> **Data for processing**:

┄┄┄┄┄┄┄┄┄┄

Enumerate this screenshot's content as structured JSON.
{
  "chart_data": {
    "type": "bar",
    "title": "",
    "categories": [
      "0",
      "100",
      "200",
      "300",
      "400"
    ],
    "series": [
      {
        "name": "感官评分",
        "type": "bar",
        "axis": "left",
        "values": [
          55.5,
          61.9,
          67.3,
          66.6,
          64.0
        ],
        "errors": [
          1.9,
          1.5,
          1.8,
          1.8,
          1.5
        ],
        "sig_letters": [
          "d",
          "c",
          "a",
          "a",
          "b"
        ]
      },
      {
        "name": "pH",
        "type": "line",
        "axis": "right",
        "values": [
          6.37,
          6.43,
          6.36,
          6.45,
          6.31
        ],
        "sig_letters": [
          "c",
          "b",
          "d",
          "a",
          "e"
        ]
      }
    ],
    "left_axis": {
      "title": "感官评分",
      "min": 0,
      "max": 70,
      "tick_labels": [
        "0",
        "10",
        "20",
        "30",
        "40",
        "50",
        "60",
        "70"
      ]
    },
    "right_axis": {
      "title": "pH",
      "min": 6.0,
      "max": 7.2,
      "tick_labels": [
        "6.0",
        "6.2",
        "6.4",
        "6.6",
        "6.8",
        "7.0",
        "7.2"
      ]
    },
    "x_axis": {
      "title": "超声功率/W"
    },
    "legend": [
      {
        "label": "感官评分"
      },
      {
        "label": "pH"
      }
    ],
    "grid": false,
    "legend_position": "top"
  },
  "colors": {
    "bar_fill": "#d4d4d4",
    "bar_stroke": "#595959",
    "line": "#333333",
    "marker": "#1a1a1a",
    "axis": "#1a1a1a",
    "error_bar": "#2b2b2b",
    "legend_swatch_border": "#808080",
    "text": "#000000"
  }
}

┄┄┄┄┄┄┄┄┄┄

> **The exercise**: Output the records exactly, including every line.

> **Response to the exercise**:
Enumerate this screenshot's content as structured JSON.
{
  "chart_data": {
    "type": "bar",
    "title": "",
    "categories": [
      "0",
      "100",
      "200",
      "300",
      "400"
    ],
    "series": [
      {
        "name": "感官评分",
        "type": "bar",
        "axis": "left",
        "values": [
          55.5,
          61.9,
          67.3,
          66.6,
          64.0
        ],
        "errors": [
          1.9,
          1.5,
          1.8,
          1.8,
          1.5
        ],
        "sig_letters": [
          "d",
          "c",
          "a",
          "a",
          "b"
        ]
      },
      {
        "name": "pH",
        "type": "line",
        "axis": "right",
        "values": [
          6.37,
          6.43,
          6.36,
          6.45,
          6.31
        ],
        "sig_letters": [
          "c",
          "b",
          "d",
          "a",
          "e"
        ]
      }
    ],
    "left_axis": {
      "title": "感官评分",
      "min": 0,
      "max": 70,
      "tick_labels": [
        "0",
        "10",
        "20",
        "30",
        "40",
        "50",
        "60",
        "70"
      ]
    },
    "right_axis": {
      "title": "pH",
      "min": 6.0,
      "max": 7.2,
      "tick_labels": [
        "6.0",
        "6.2",
        "6.4",
        "6.6",
        "6.8",
        "7.0",
        "7.2"
      ]
    },
    "x_axis": {
      "title": "超声功率/W"
    },
    "legend": [
      {
        "label": "感官评分"
      },
      {
        "label": "pH"
      }
    ],
    "grid": false,
    "legend_position": "top"
  },
  "colors": {
    "bar_fill": "#d4d4d4",
    "bar_stroke": "#595959",
    "line": "#333333",
    "marker": "#1a1a1a",
    "axis": "#1a1a1a",
    "error_bar": "#2b2b2b",
    "legend_swatch_border": "#808080",
    "text": "#000000"
  }
}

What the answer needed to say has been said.